What the task requires
Can you transcribe every record below exactly as it appears?

Given records
______

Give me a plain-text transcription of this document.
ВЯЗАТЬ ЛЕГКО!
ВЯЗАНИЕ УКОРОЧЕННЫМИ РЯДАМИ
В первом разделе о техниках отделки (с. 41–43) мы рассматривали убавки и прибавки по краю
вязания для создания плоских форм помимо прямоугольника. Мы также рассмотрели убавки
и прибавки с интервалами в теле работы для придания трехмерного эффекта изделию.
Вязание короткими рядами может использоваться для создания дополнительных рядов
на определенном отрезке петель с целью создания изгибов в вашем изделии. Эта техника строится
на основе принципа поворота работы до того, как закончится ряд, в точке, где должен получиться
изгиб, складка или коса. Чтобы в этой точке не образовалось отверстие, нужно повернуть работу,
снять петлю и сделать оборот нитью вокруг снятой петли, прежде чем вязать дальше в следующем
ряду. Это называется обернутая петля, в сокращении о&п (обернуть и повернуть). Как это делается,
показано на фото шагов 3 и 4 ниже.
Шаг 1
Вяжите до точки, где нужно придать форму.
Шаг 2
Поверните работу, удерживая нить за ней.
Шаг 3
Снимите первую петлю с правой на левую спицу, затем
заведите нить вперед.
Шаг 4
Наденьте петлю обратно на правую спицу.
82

______

Full answer
Give me a plain-text transcription of this document.
ВЯЗАТЬ ЛЕГКО!
ВЯЗАНИЕ УКОРОЧЕННЫМИ РЯДАМИ
В первом разделе о техниках отделки (с. 41–43) мы рассматривали убавки и прибавки по краю
вязания для создания плоских форм помимо прямоугольника. Мы также рассмотрели убавки
и прибавки с интервалами в теле работы для придания трехмерного эффекта изделию.
Вязание короткими рядами может использоваться для создания дополнительных рядов
на определенном отрезке петель с целью создания изгибов в вашем изделии. Эта техника строится
на основе принципа поворота работы до того, как закончится ряд, в точке, где должен получиться
изгиб, складка или коса. Чтобы в этой точке не образовалось отверстие, нужно повернуть работу,
снять петлю и сделать оборот нитью вокруг снятой петли, прежде чем вязать дальше в следующем
ряду. Это называется обернутая петля, в сокращении о&п (обернуть и повернуть). Как это делается,
показано на фото шагов 3 и 4 ниже.
Шаг 1
Вяжите до точки, где нужно придать форму.
Шаг 2
Поверните работу, удерживая нить за ней.
Шаг 3
Снимите первую петлю с правой на левую спицу, затем
заведите нить вперед.
Шаг 4
Наденьте петлю обратно на правую спицу.
82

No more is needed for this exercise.